Problem to work on ▸ Comb through the entries for "penulisan" and pull out each line that holds it.

::::::::::

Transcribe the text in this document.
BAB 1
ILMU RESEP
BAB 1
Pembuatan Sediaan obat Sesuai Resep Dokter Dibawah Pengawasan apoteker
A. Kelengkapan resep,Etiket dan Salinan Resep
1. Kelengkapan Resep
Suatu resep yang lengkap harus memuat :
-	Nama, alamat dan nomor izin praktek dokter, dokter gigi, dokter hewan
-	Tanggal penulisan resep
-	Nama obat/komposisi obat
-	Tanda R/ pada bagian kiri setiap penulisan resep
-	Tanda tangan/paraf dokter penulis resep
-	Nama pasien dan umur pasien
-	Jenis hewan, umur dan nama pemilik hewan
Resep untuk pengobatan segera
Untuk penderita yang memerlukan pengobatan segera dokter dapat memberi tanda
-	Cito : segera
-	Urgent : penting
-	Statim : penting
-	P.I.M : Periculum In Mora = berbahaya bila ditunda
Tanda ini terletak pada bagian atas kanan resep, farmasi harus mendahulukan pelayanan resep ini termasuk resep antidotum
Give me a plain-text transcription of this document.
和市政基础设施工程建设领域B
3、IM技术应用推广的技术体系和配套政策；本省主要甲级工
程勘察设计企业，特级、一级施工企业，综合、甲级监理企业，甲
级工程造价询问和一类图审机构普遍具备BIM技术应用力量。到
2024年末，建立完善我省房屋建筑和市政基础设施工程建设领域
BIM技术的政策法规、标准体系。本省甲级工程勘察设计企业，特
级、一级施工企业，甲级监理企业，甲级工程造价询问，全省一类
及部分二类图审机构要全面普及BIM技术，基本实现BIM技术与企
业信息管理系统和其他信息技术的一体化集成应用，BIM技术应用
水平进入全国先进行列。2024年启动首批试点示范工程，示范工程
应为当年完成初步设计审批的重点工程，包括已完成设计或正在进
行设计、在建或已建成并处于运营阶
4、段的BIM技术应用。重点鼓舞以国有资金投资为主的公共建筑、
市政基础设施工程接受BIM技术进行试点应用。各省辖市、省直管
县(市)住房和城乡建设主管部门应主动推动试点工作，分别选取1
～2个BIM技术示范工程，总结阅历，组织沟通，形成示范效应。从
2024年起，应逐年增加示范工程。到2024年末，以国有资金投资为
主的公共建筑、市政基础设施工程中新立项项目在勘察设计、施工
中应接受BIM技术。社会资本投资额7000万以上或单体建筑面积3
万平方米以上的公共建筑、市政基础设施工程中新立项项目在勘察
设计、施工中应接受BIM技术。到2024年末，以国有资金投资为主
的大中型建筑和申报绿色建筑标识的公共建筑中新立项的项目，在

::::::::::

Output ▸
-	Tanggal penulisan resep
-	Tanda R/ pada bagian kiri setiap penulisan resep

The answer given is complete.